_Exercise objective_
List all lines of the data containing the word "θερμοκρασίες".

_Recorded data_
(begin)
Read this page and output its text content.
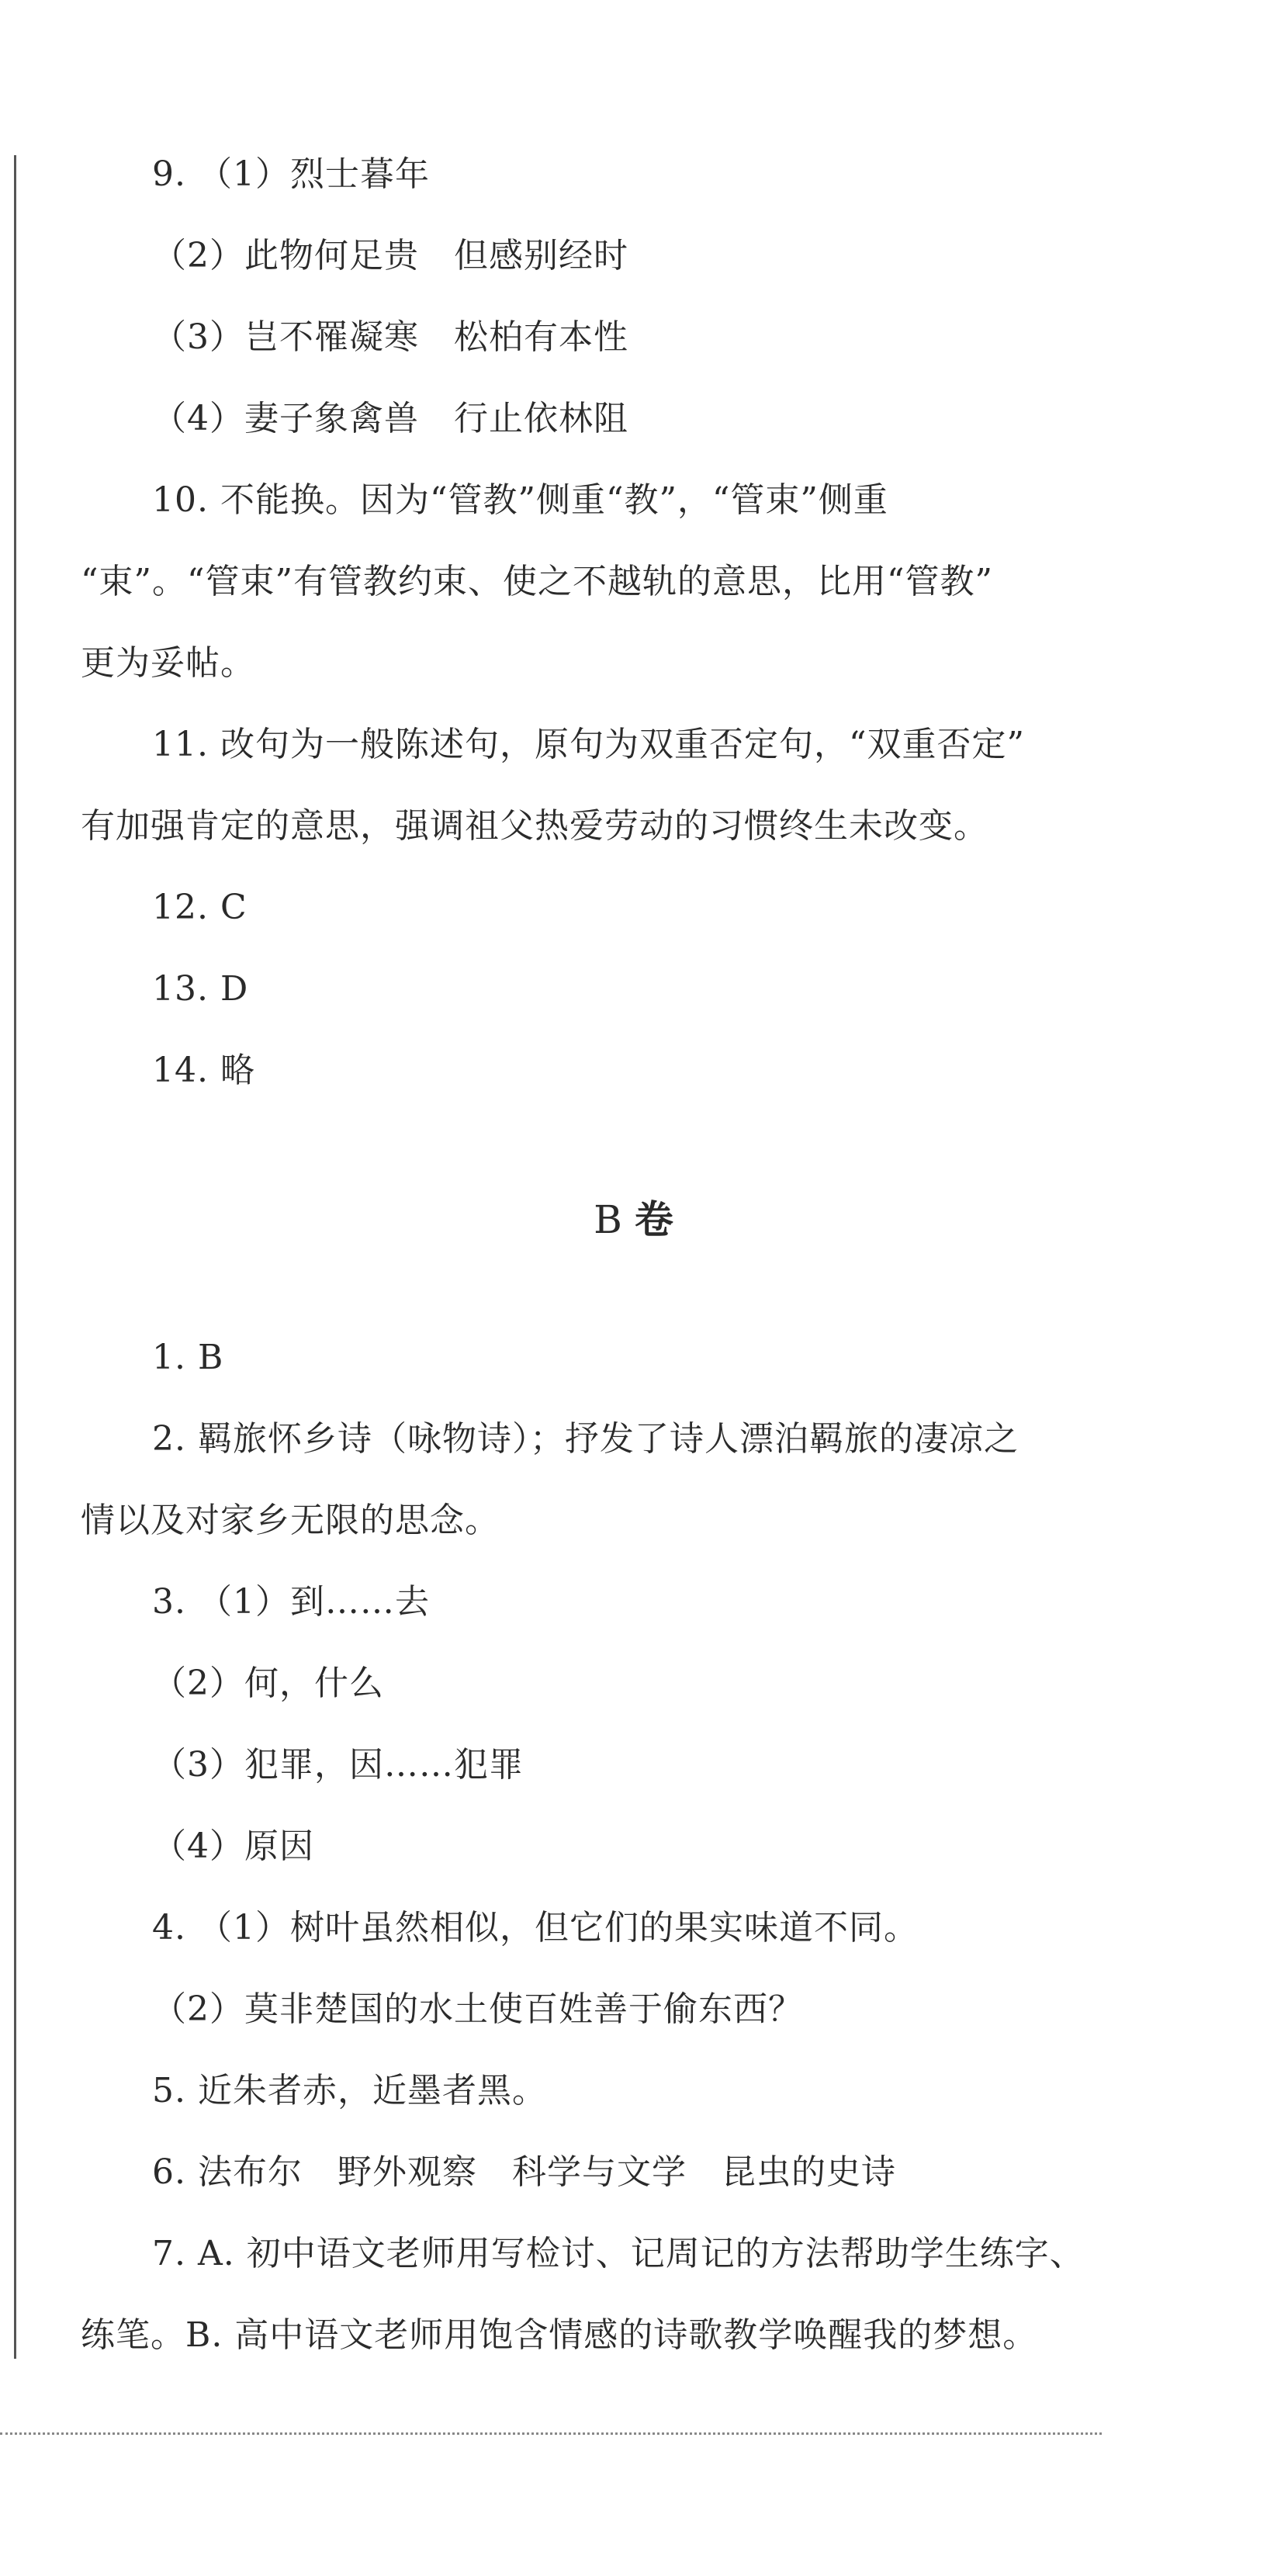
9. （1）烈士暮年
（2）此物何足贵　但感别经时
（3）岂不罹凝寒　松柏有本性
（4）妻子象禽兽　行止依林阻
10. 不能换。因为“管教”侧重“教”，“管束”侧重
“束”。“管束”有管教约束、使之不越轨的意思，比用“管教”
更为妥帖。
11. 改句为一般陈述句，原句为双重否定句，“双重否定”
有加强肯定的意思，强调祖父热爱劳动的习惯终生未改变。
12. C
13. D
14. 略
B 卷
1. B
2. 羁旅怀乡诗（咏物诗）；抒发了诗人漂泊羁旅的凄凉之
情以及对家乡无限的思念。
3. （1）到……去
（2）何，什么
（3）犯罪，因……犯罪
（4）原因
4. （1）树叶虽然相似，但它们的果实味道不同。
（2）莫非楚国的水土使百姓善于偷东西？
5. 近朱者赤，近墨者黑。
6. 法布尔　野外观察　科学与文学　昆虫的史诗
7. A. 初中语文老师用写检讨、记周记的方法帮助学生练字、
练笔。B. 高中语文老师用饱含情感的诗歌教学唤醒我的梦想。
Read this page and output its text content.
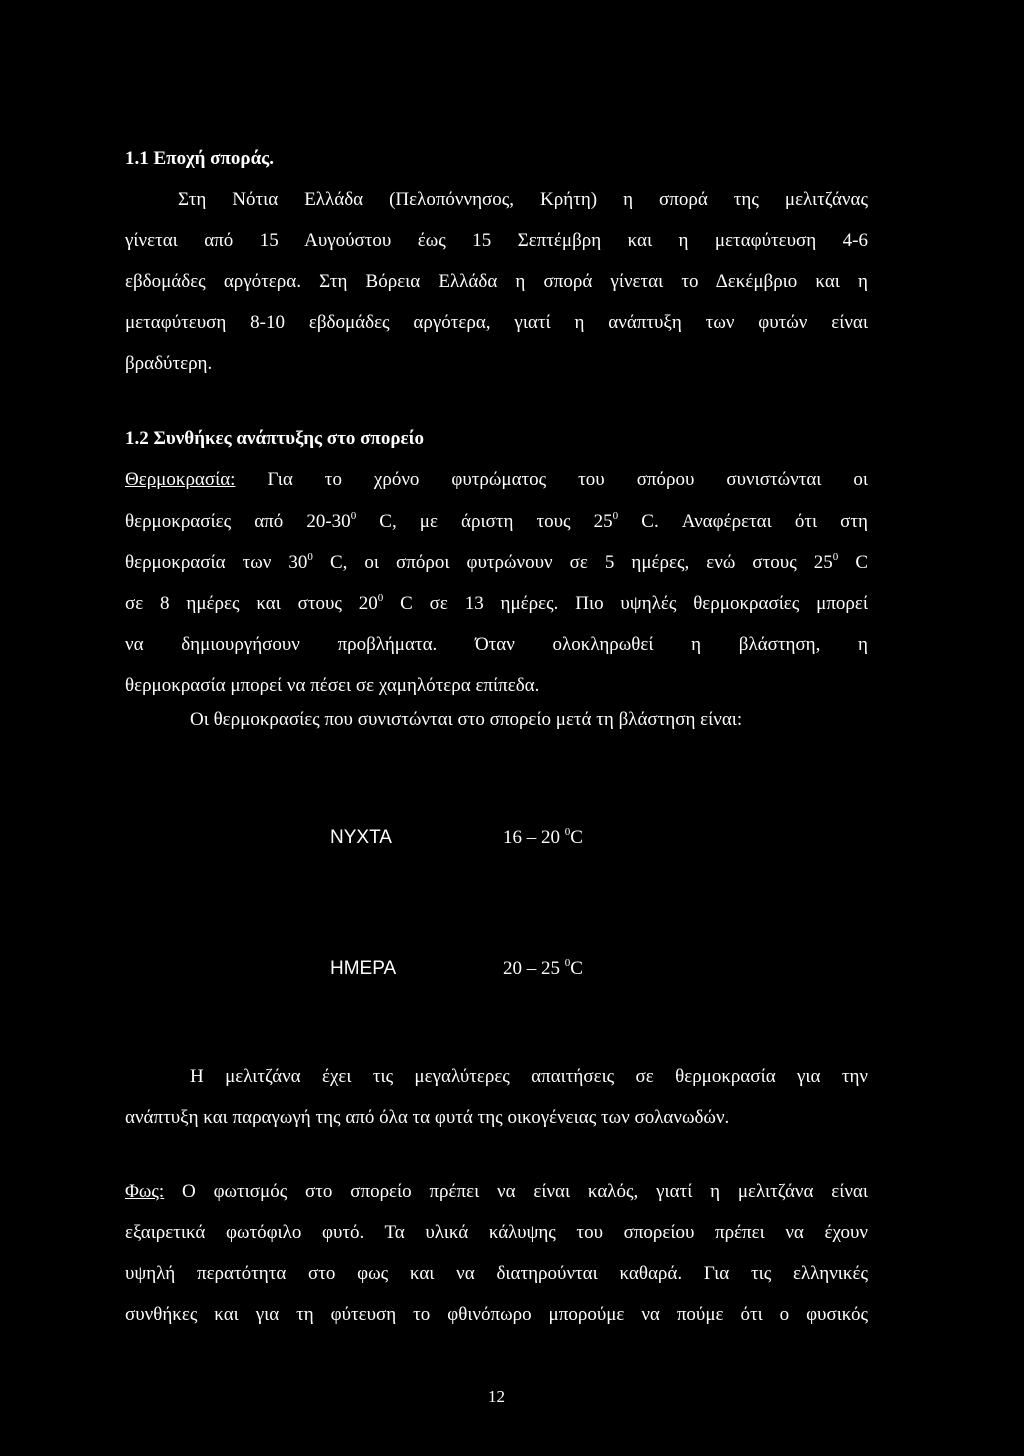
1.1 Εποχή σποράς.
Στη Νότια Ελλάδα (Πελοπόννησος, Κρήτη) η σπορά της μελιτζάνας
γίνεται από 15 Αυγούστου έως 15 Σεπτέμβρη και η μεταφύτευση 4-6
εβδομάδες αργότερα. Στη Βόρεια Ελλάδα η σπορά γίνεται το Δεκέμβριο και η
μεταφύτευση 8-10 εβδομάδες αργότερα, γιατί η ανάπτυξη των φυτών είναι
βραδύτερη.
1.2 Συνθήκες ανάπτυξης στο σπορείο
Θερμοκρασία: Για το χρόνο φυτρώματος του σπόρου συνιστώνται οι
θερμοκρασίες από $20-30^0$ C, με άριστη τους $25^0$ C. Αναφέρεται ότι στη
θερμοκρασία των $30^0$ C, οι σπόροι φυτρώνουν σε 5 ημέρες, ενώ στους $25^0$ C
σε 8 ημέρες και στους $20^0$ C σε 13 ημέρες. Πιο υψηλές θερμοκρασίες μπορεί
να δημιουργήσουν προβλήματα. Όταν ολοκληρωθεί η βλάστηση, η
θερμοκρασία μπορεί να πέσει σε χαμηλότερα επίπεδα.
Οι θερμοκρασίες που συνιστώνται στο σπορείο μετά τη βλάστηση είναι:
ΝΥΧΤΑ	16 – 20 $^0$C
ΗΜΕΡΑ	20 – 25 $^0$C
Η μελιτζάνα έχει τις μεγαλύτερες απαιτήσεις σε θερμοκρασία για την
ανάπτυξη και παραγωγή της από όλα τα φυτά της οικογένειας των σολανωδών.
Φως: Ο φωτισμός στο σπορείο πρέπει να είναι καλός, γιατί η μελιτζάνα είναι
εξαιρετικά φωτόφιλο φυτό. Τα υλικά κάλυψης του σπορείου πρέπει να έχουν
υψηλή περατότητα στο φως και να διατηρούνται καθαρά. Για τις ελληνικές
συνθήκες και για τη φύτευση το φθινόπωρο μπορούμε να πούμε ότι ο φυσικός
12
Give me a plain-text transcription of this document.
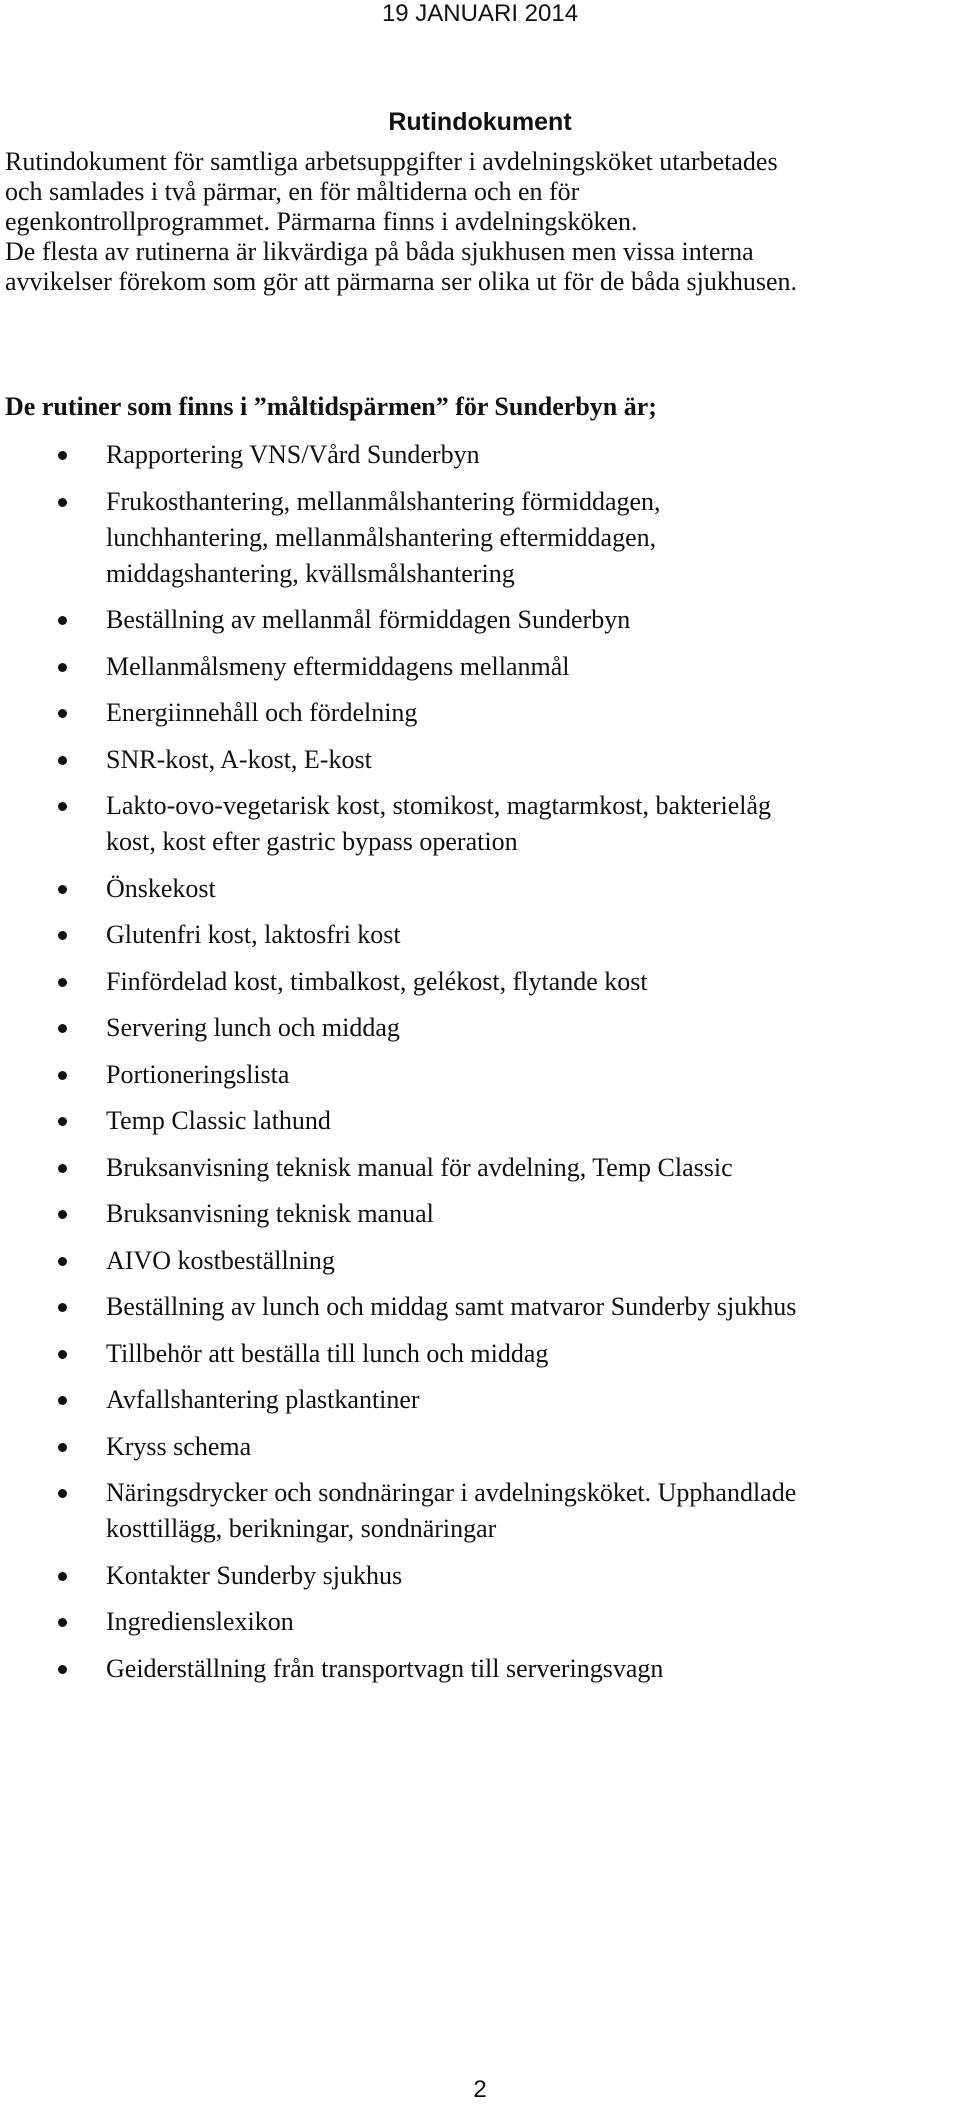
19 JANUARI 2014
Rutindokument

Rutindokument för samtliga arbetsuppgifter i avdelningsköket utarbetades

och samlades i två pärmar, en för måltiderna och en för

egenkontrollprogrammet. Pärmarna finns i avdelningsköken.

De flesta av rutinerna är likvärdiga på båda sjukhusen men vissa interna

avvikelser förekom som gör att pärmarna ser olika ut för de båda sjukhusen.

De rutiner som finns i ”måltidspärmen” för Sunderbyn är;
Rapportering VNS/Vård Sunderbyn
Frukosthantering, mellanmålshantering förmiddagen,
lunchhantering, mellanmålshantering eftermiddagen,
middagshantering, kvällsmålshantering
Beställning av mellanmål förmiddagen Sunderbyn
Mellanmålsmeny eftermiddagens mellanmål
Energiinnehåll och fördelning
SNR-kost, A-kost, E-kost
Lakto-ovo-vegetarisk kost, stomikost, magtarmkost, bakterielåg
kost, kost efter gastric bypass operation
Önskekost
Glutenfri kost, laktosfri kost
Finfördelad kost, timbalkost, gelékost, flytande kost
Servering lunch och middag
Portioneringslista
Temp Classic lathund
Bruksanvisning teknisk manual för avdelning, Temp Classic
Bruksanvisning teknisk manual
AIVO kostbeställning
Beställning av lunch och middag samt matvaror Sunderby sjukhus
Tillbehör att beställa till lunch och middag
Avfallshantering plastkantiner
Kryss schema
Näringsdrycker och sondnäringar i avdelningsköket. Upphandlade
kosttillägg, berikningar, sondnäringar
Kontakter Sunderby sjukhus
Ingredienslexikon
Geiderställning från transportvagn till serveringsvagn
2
(end)
_Exercise response_
θερμοκρασίες από $20-30^0$ C, με άριστη τους $25^0$ C. Αναφέρεται ότι στη
σε 8 ημέρες και στους $20^0$ C σε 13 ημέρες. Πιο υψηλές θερμοκρασίες μπορεί
Οι θερμοκρασίες που συνιστώνται στο σπορείο μετά τη βλάστηση είναι:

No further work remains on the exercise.